> **Objective**:
Copy the data below without any change, from the line that contains "app-public-cert-label: * 应用公钥证书" down through the line that contains "stepper: ✓ 设置加签方式", both of those lines included.

┌──

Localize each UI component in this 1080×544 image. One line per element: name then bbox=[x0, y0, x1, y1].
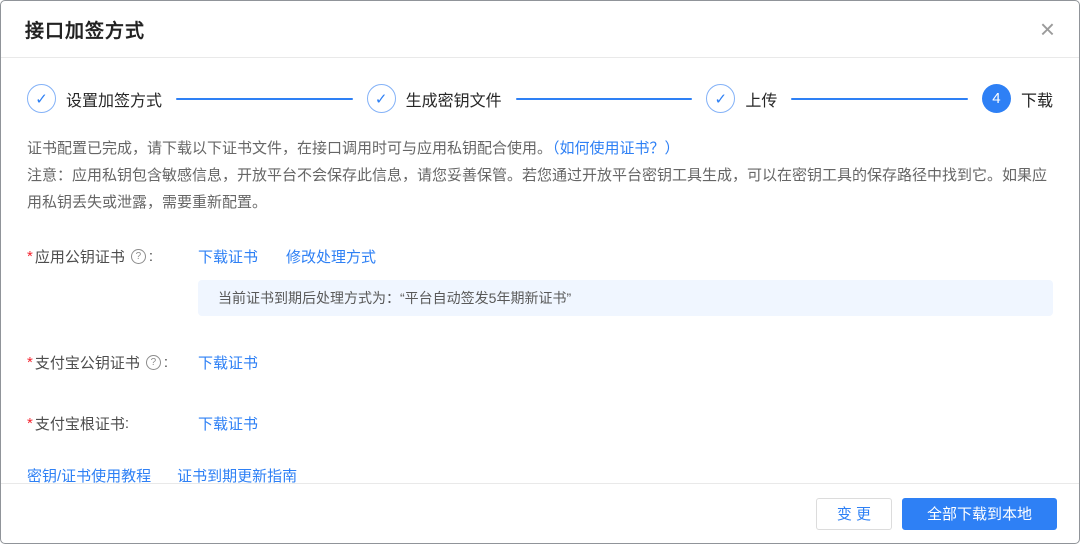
app-public-cert-label: * 应用公钥证书 ? : bbox=[27, 246, 198, 267]
description-intro: 证书配置已完成，请下载以下证书文件，在接口调用时可与应用私钥配合使用。 bbox=[27, 140, 552, 157]
check-icon: ✓ bbox=[27, 84, 56, 113]
label-text: 支付宝根证书 bbox=[35, 413, 125, 434]
step-label: 生成密钥文件 bbox=[406, 87, 502, 111]
app-public-cert-links: 下载证书 修改处理方式 bbox=[198, 246, 376, 267]
label-colon: : bbox=[125, 415, 129, 432]
download-cert-link[interactable]: 下载证书 bbox=[198, 413, 258, 434]
step-label: 下载 bbox=[1021, 87, 1053, 111]
check-icon: ✓ bbox=[367, 84, 396, 113]
label-text: 支付宝公钥证书 bbox=[35, 352, 140, 373]
alipay-root-cert-row: * 支付宝根证书 : 下载证书 bbox=[27, 413, 1053, 434]
how-to-use-cert-link[interactable]: （如何使用证书？） bbox=[552, 140, 680, 157]
label-colon: : bbox=[164, 354, 168, 371]
stepper: ✓ 设置加签方式 ✓ 生成密钥文件 ✓ 上传 4 下载 bbox=[27, 58, 1053, 113]
download-cert-link[interactable]: 下载证书 bbox=[198, 246, 258, 267]
cert-expiry-info-bar: 当前证书到期后处理方式为：“平台自动签发5年期新证书” bbox=[198, 280, 1053, 316]
dialog-footer: 变 更 全部下载到本地 bbox=[1, 483, 1079, 543]
dialog-title: 接口加签方式 bbox=[25, 16, 145, 43]
alipay-root-cert-label: * 支付宝根证书 : bbox=[27, 413, 198, 434]
step-connector bbox=[176, 98, 353, 100]
download-cert-link[interactable]: 下载证书 bbox=[198, 352, 258, 373]
step-label: 设置加签方式 bbox=[66, 87, 162, 111]
alipay-public-cert-links: 下载证书 bbox=[198, 352, 258, 373]
app-public-cert-row: * 应用公钥证书 ? : 下载证书 修改处理方式 bbox=[27, 246, 1053, 267]
step-generate-key-file: ✓ 生成密钥文件 bbox=[367, 84, 502, 113]
label-text: 应用公钥证书 bbox=[35, 246, 125, 267]
step-set-signing-method: ✓ 设置加签方式 bbox=[27, 84, 162, 113]
required-mark: * bbox=[27, 248, 33, 265]
step-connector bbox=[516, 98, 693, 100]
dialog-header: 接口加签方式 × bbox=[1, 1, 1079, 58]
step-upload: ✓ 上传 bbox=[706, 84, 777, 113]
required-mark: * bbox=[27, 415, 33, 432]
interface-signing-dialog: 接口加签方式 × ✓ 设置加签方式 ✓ 生成密钥文件 ✓ 上传 4 下载 证书配… bbox=[0, 0, 1080, 544]
required-mark: * bbox=[27, 354, 33, 371]
check-icon: ✓ bbox=[706, 84, 735, 113]
description-block: 证书配置已完成，请下载以下证书文件，在接口调用时可与应用私钥配合使用。（如何使用… bbox=[27, 135, 1053, 216]
label-colon: : bbox=[149, 248, 153, 265]
description-note: 注意：应用私钥包含敏感信息，开放平台不会保存此信息，请您妥善保管。若您通过开放平… bbox=[27, 162, 1053, 216]
close-icon[interactable]: × bbox=[1040, 16, 1055, 42]
alipay-public-cert-label: * 支付宝公钥证书 ? : bbox=[27, 352, 198, 373]
step-download-active: 4 下载 bbox=[982, 84, 1053, 113]
help-icon[interactable]: ? bbox=[146, 355, 161, 370]
download-all-button[interactable]: 全部下载到本地 bbox=[902, 498, 1057, 530]
modify-handling-link[interactable]: 修改处理方式 bbox=[286, 246, 376, 267]
step-connector bbox=[791, 98, 968, 100]
alipay-public-cert-row: * 支付宝公钥证书 ? : 下载证书 bbox=[27, 352, 1053, 373]
change-button[interactable]: 变 更 bbox=[816, 498, 892, 530]
step-label: 上传 bbox=[745, 87, 777, 111]
help-icon[interactable]: ? bbox=[131, 249, 146, 264]
step-number-badge: 4 bbox=[982, 84, 1011, 113]
alipay-root-cert-links: 下载证书 bbox=[198, 413, 258, 434]
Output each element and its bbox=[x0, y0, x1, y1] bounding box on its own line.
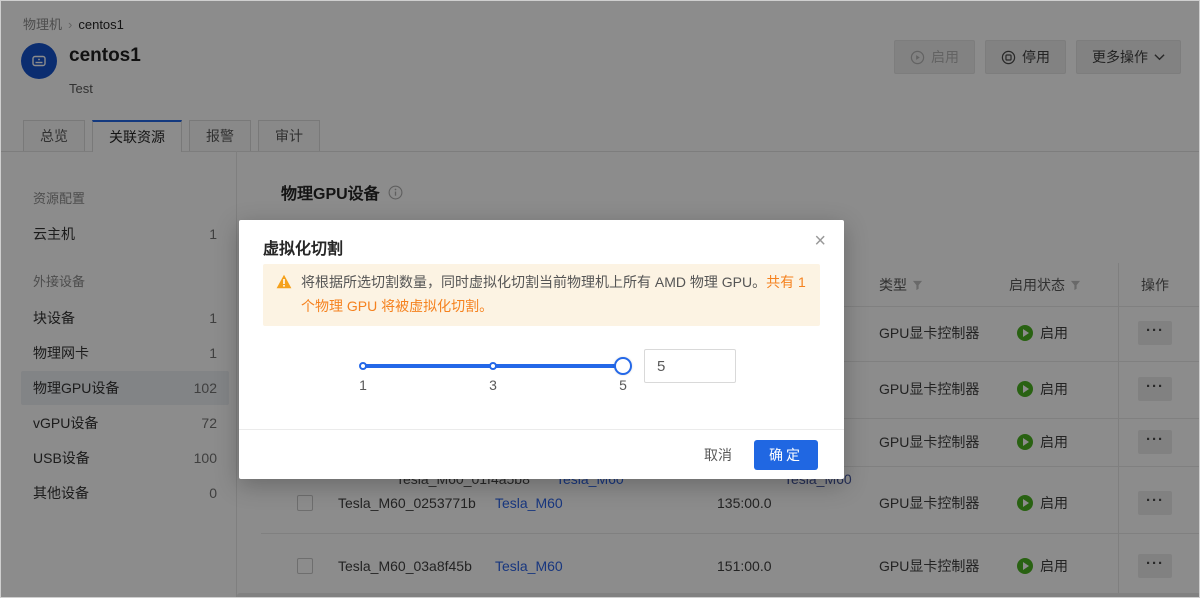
slider-handle[interactable] bbox=[614, 357, 632, 375]
modal-title: 虚拟化切割 bbox=[263, 235, 343, 259]
confirm-button[interactable]: 确定 bbox=[754, 440, 818, 470]
modal-footer: 取消 确定 bbox=[239, 430, 844, 479]
virtualization-cut-modal: 虚拟化切割 × 将根据所选切割数量，同时虚拟化切割当前物理机上所有 AMD 物理… bbox=[239, 220, 844, 479]
physical-machine-detail-page: 物理机›centos1 centos1 Test 启用 停用 更多操作 bbox=[0, 0, 1200, 598]
warning-text-main: 将根据所选切割数量，同时虚拟化切割当前物理机上所有 AMD 物理 GPU。 bbox=[301, 274, 766, 290]
slider-label-min: 1 bbox=[359, 377, 367, 393]
slider-label-mid: 3 bbox=[489, 377, 497, 393]
close-icon[interactable]: × bbox=[814, 230, 826, 252]
cut-count-input[interactable] bbox=[644, 349, 736, 383]
warning-icon bbox=[276, 274, 292, 289]
slider-mark-3 bbox=[489, 362, 497, 370]
warning-alert: 将根据所选切割数量，同时虚拟化切割当前物理机上所有 AMD 物理 GPU。共有 … bbox=[263, 264, 820, 326]
slider-label-max: 5 bbox=[619, 377, 627, 393]
warning-text: 将根据所选切割数量，同时虚拟化切割当前物理机上所有 AMD 物理 GPU。共有 … bbox=[301, 270, 806, 318]
cancel-button[interactable]: 取消 bbox=[704, 445, 732, 465]
slider-mark-1 bbox=[359, 362, 367, 370]
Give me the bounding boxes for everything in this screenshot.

└──

> **Reply**:
app-public-cert-label: * 应用公钥证书 ? : bbox=[27, 246, 198, 267]
description-intro: 证书配置已完成，请下载以下证书文件，在接口调用时可与应用私钥配合使用。 bbox=[27, 140, 552, 157]
check-icon: ✓ bbox=[27, 84, 56, 113]
label-text: 支付宝根证书 bbox=[35, 413, 125, 434]
step-label: 生成密钥文件 bbox=[406, 87, 502, 111]
app-public-cert-links: 下载证书 修改处理方式 bbox=[198, 246, 376, 267]
label-colon: : bbox=[125, 415, 129, 432]
download-cert-link[interactable]: 下载证书 bbox=[198, 413, 258, 434]
step-label: 下载 bbox=[1021, 87, 1053, 111]
check-icon: ✓ bbox=[367, 84, 396, 113]
label-text: 支付宝公钥证书 bbox=[35, 352, 140, 373]
alipay-root-cert-row: * 支付宝根证书 : 下载证书 bbox=[27, 413, 1053, 434]
how-to-use-cert-link[interactable]: （如何使用证书？） bbox=[552, 140, 680, 157]
label-colon: : bbox=[164, 354, 168, 371]
stepper: ✓ 设置加签方式 ✓ 生成密钥文件 ✓ 上传 4 下载 bbox=[27, 58, 1053, 113]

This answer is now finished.